═══ Data

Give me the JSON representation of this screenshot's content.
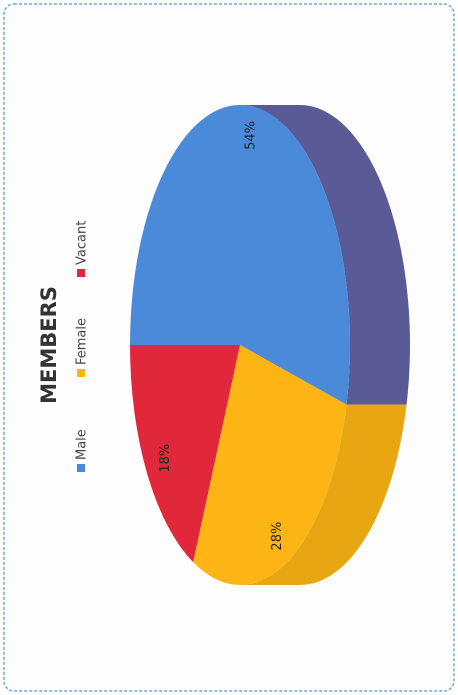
{
  "chart_data": {
    "type": "pie",
    "title": "MEMBERS",
    "categories": [
      "Male",
      "Female",
      "Vacant"
    ],
    "values": [
      54,
      28,
      18
    ],
    "value_labels": [
      "54%",
      "28%",
      "18%"
    ],
    "colors": [
      "#4a8ad8",
      "#fcb514",
      "#e0283a"
    ],
    "legend": "top"
  }
}
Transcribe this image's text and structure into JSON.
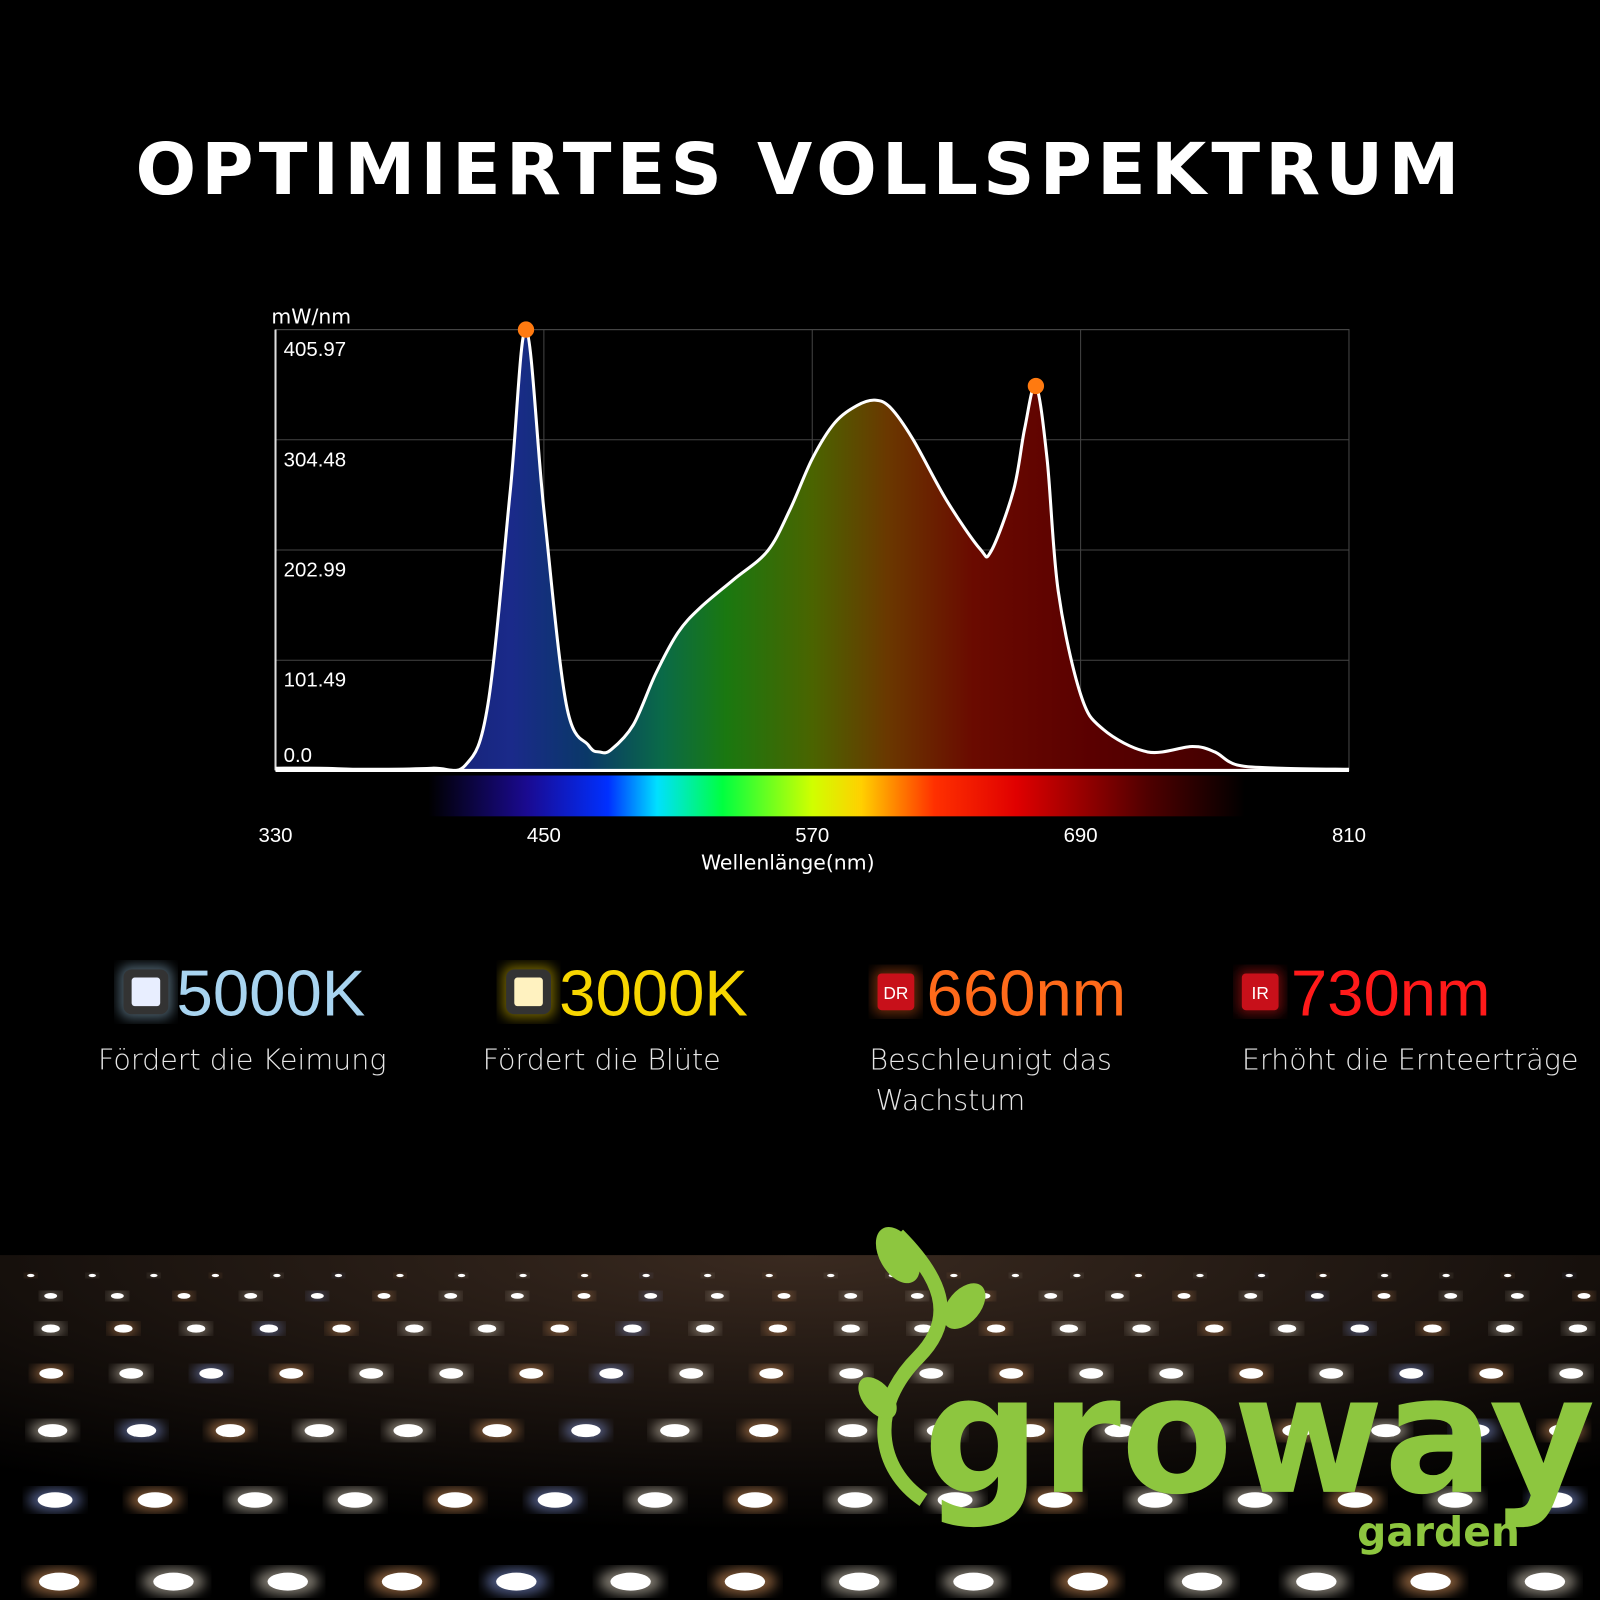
{
  "chart_data": {
    "type": "area",
    "title": "OPTIMIERTES VOLLSPEKTRUM",
    "y_unit": "mW/nm",
    "xlabel": "Wellenlänge(nm)",
    "x": [
      330,
      350,
      370,
      400,
      415,
      425,
      435,
      442,
      450,
      460,
      470,
      475,
      480,
      490,
      500,
      510,
      520,
      535,
      550,
      560,
      570,
      580,
      590,
      598,
      605,
      615,
      630,
      645,
      650,
      660,
      665,
      670,
      675,
      680,
      690,
      700,
      720,
      740,
      750,
      760,
      780,
      810
    ],
    "series": [
      {
        "color": "#ffffff",
        "values": [
          2,
          2,
          1,
          2,
          5,
          61,
          258,
          405.97,
          240,
          61,
          23,
          17,
          19,
          42,
          89,
          127,
          150,
          176,
          202,
          240,
          287,
          320,
          336,
          341,
          334,
          305,
          249,
          204,
          202,
          258,
          315,
          354,
          287,
          165,
          70,
          38,
          17,
          22,
          17,
          5,
          2,
          1
        ]
      }
    ],
    "peaks": [
      {
        "x": 442,
        "y": 405.97,
        "color": "#ff7a10"
      },
      {
        "x": 670,
        "y": 354,
        "color": "#ff7a10"
      }
    ],
    "xlim": [
      330,
      810
    ],
    "xticks": [
      330,
      450,
      570,
      690,
      810
    ],
    "ylim": [
      0,
      405.97
    ],
    "yticks": [
      {
        "value": 0,
        "label": "0.0"
      },
      101.49,
      202.99,
      304.48,
      405.97
    ],
    "grid": true
  },
  "features": [
    {
      "value": "5000K",
      "color": "#a8d4f0",
      "lines": [
        "Fördert die Keimung"
      ]
    },
    {
      "value": "3000K",
      "color": "#f7d600",
      "lines": [
        "Fördert die Blüte"
      ]
    },
    {
      "badge": "DR",
      "value": "660nm",
      "color": "#ff6a1a",
      "lines": [
        "Beschleunigt das",
        "Wachstum"
      ]
    },
    {
      "badge": "IR",
      "value": "730nm",
      "color": "#ff1a1a",
      "lines": [
        "Erhöht die Ernteerträge"
      ]
    }
  ],
  "logo": {
    "name": "groway",
    "sub": "garden"
  }
}
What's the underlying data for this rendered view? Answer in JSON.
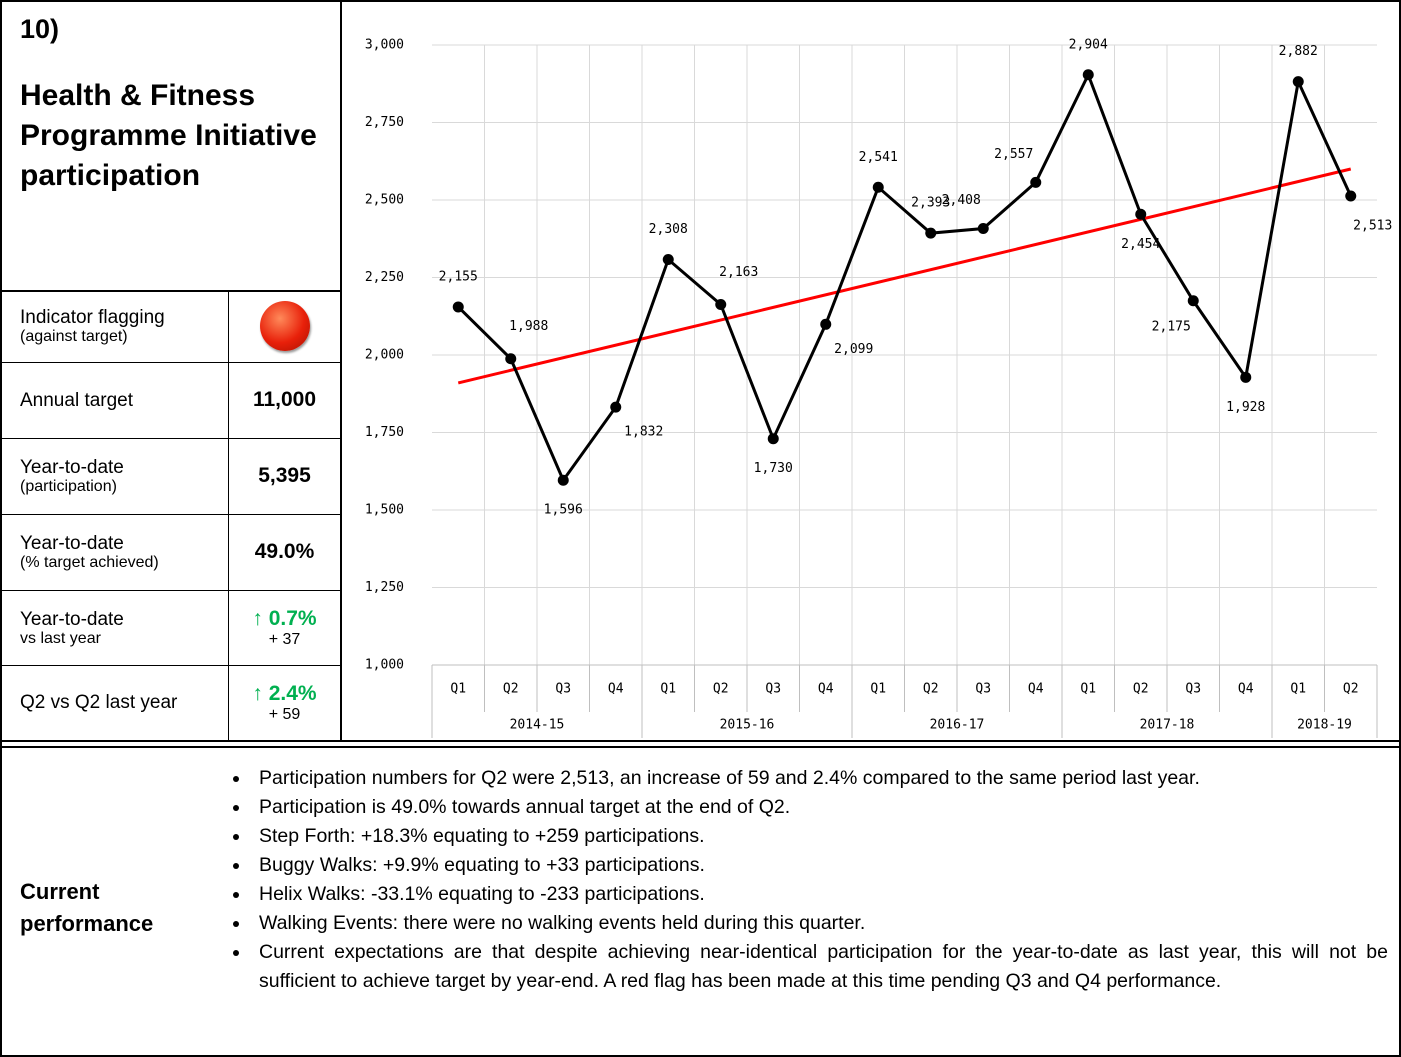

══════

Requirements
Extract every line of the records above that contains the word "JSON".

Written solution
Give me the JSON representation of this screenshot's content.
Transcribe this image's text and structure into JSON.
What's the underlying data for this rendered view? Answer in JSON.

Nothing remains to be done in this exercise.